## TASK OBJECTIVE:
Below is a block of records; repeat each one exactly.
▬▬▬
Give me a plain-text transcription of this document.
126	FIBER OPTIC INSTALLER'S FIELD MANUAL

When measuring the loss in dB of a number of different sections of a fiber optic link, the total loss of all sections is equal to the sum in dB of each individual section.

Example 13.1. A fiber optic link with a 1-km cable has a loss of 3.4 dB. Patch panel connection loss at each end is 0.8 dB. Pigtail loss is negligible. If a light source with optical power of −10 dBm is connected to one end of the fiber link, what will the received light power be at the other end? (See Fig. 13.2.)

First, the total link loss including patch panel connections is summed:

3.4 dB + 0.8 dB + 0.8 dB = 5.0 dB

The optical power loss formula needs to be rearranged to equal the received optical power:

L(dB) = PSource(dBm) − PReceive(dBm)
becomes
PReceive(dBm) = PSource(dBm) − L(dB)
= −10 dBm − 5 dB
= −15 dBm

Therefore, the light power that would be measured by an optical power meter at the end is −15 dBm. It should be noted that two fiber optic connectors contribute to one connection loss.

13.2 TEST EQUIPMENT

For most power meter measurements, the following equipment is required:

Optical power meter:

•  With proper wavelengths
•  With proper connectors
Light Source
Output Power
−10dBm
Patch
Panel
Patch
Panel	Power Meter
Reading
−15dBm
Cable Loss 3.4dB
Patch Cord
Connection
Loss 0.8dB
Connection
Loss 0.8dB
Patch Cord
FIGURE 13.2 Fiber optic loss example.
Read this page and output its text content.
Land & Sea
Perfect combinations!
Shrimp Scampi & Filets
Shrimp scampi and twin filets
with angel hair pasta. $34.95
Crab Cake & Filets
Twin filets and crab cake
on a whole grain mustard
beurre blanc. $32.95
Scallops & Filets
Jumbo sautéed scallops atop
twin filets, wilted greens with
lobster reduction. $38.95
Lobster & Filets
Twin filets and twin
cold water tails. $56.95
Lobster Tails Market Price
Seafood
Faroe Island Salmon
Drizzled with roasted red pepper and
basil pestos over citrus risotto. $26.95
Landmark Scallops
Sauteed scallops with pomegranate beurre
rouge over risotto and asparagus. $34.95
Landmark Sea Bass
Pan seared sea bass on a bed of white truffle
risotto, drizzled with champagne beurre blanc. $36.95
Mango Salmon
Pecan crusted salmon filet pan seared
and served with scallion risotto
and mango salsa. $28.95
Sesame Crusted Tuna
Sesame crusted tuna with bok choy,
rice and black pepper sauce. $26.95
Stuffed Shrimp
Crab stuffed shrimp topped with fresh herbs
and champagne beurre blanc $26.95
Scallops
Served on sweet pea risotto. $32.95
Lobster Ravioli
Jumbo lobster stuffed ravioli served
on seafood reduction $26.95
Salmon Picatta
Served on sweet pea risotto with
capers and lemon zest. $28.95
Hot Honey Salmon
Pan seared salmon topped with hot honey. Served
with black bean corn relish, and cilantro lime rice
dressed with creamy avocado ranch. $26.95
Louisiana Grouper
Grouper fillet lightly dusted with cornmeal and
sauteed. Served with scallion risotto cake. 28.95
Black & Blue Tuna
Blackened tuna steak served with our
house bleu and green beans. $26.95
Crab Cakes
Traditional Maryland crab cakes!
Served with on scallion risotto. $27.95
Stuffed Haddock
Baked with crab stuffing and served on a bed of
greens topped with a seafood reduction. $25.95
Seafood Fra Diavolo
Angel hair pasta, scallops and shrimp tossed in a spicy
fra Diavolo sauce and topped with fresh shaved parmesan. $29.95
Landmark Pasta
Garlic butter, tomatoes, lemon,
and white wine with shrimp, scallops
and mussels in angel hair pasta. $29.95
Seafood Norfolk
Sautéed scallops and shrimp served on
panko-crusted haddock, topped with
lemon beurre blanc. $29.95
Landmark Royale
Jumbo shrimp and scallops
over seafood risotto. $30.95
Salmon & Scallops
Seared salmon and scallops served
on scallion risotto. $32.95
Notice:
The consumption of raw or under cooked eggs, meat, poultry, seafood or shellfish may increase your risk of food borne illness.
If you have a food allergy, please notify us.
▬▬▬
## RESPONSE:
Give me a plain-text transcription of this document.
126	FIBER OPTIC INSTALLER'S FIELD MANUAL

When measuring the loss in dB of a number of different sections of a fiber optic link, the total loss of all sections is equal to the sum in dB of each individual section.

Example 13.1. A fiber optic link with a 1-km cable has a loss of 3.4 dB. Patch panel connection loss at each end is 0.8 dB. Pigtail loss is negligible. If a light source with optical power of −10 dBm is connected to one end of the fiber link, what will the received light power be at the other end? (See Fig. 13.2.)

First, the total link loss including patch panel connections is summed:

3.4 dB + 0.8 dB + 0.8 dB = 5.0 dB

The optical power loss formula needs to be rearranged to equal the received optical power:

L(dB) = PSource(dBm) − PReceive(dBm)
becomes
PReceive(dBm) = PSource(dBm) − L(dB)
= −10 dBm − 5 dB
= −15 dBm

Therefore, the light power that would be measured by an optical power meter at the end is −15 dBm. It should be noted that two fiber optic connectors contribute to one connection loss.

13.2 TEST EQUIPMENT

For most power meter measurements, the following equipment is required:

Optical power meter:

•  With proper wavelengths
•  With proper connectors
Light Source
Output Power
−10dBm
Patch
Panel
Patch
Panel	Power Meter
Reading
−15dBm
Cable Loss 3.4dB
Patch Cord
Connection
Loss 0.8dB
Connection
Loss 0.8dB
Patch Cord
FIGURE 13.2 Fiber optic loss example.
Read this page and output its text content.
Land & Sea
Perfect combinations!
Shrimp Scampi & Filets
Shrimp scampi and twin filets
with angel hair pasta. $34.95
Crab Cake & Filets
Twin filets and crab cake
on a whole grain mustard
beurre blanc. $32.95
Scallops & Filets
Jumbo sautéed scallops atop
twin filets, wilted greens with
lobster reduction. $38.95
Lobster & Filets
Twin filets and twin
cold water tails. $56.95
Lobster Tails Market Price
Seafood
Faroe Island Salmon
Drizzled with roasted red pepper and
basil pestos over citrus risotto. $26.95
Landmark Scallops
Sauteed scallops with pomegranate beurre
rouge over risotto and asparagus. $34.95
Landmark Sea Bass
Pan seared sea bass on a bed of white truffle
risotto, drizzled with champagne beurre blanc. $36.95
Mango Salmon
Pecan crusted salmon filet pan seared
and served with scallion risotto
and mango salsa. $28.95
Sesame Crusted Tuna
Sesame crusted tuna with bok choy,
rice and black pepper sauce. $26.95
Stuffed Shrimp
Crab stuffed shrimp topped with fresh herbs
and champagne beurre blanc $26.95
Scallops
Served on sweet pea risotto. $32.95
Lobster Ravioli
Jumbo lobster stuffed ravioli served
on seafood reduction $26.95
Salmon Picatta
Served on sweet pea risotto with
capers and lemon zest. $28.95
Hot Honey Salmon
Pan seared salmon topped with hot honey. Served
with black bean corn relish, and cilantro lime rice
dressed with creamy avocado ranch. $26.95
Louisiana Grouper
Grouper fillet lightly dusted with cornmeal and
sauteed. Served with scallion risotto cake. 28.95
Black & Blue Tuna
Blackened tuna steak served with our
house bleu and green beans. $26.95
Crab Cakes
Traditional Maryland crab cakes!
Served with on scallion risotto. $27.95
Stuffed Haddock
Baked with crab stuffing and served on a bed of
greens topped with a seafood reduction. $25.95
Seafood Fra Diavolo
Angel hair pasta, scallops and shrimp tossed in a spicy
fra Diavolo sauce and topped with fresh shaved parmesan. $29.95
Landmark Pasta
Garlic butter, tomatoes, lemon,
and white wine with shrimp, scallops
and mussels in angel hair pasta. $29.95
Seafood Norfolk
Sautéed scallops and shrimp served on
panko-crusted haddock, topped with
lemon beurre blanc. $29.95
Landmark Royale
Jumbo shrimp and scallops
over seafood risotto. $30.95
Salmon & Scallops
Seared salmon and scallops served
on scallion risotto. $32.95
Notice:
The consumption of raw or under cooked eggs, meat, poultry, seafood or shellfish may increase your risk of food borne illness.
If you have a food allergy, please notify us.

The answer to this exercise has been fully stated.